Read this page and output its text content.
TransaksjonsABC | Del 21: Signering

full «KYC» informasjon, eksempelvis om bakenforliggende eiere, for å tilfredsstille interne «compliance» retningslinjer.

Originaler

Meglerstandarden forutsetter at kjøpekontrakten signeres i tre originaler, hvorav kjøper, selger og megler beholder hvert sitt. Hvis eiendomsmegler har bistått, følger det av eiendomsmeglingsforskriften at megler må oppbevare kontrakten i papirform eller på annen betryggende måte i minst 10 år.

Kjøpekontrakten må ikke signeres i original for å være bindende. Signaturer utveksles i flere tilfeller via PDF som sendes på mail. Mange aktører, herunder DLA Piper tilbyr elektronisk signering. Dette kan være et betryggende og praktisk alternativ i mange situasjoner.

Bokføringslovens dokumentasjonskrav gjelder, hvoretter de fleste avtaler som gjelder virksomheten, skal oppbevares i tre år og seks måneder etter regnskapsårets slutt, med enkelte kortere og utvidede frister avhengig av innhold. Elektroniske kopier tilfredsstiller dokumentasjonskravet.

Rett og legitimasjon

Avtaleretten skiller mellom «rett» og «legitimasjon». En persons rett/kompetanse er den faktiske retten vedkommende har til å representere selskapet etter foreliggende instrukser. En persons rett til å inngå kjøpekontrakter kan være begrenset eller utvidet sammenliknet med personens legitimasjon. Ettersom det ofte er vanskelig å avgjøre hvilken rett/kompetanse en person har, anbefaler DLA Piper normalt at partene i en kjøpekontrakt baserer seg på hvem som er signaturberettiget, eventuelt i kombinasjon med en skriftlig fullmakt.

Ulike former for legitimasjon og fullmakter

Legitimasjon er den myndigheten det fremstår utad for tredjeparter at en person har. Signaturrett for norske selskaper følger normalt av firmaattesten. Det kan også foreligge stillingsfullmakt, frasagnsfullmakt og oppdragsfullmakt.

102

■ ■ ■ ■ ■

• Problem requirements
Write out all the lines again, exactly as they are.

• Result
Read this page and output its text content.
TransaksjonsABC | Del 21: Signering

full «KYC» informasjon, eksempelvis om bakenforliggende eiere, for å tilfredsstille interne «compliance» retningslinjer.

Originaler

Meglerstandarden forutsetter at kjøpekontrakten signeres i tre originaler, hvorav kjøper, selger og megler beholder hvert sitt. Hvis eiendomsmegler har bistått, følger det av eiendomsmeglingsforskriften at megler må oppbevare kontrakten i papirform eller på annen betryggende måte i minst 10 år.

Kjøpekontrakten må ikke signeres i original for å være bindende. Signaturer utveksles i flere tilfeller via PDF som sendes på mail. Mange aktører, herunder DLA Piper tilbyr elektronisk signering. Dette kan være et betryggende og praktisk alternativ i mange situasjoner.

Bokføringslovens dokumentasjonskrav gjelder, hvoretter de fleste avtaler som gjelder virksomheten, skal oppbevares i tre år og seks måneder etter regnskapsårets slutt, med enkelte kortere og utvidede frister avhengig av innhold. Elektroniske kopier tilfredsstiller dokumentasjonskravet.

Rett og legitimasjon

Avtaleretten skiller mellom «rett» og «legitimasjon». En persons rett/kompetanse er den faktiske retten vedkommende har til å representere selskapet etter foreliggende instrukser. En persons rett til å inngå kjøpekontrakter kan være begrenset eller utvidet sammenliknet med personens legitimasjon. Ettersom det ofte er vanskelig å avgjøre hvilken rett/kompetanse en person har, anbefaler DLA Piper normalt at partene i en kjøpekontrakt baserer seg på hvem som er signaturberettiget, eventuelt i kombinasjon med en skriftlig fullmakt.

Ulike former for legitimasjon og fullmakter

Legitimasjon er den myndigheten det fremstår utad for tredjeparter at en person har. Signaturrett for norske selskaper følger normalt av firmaattesten. Det kan også foreligge stillingsfullmakt, frasagnsfullmakt og oppdragsfullmakt.

102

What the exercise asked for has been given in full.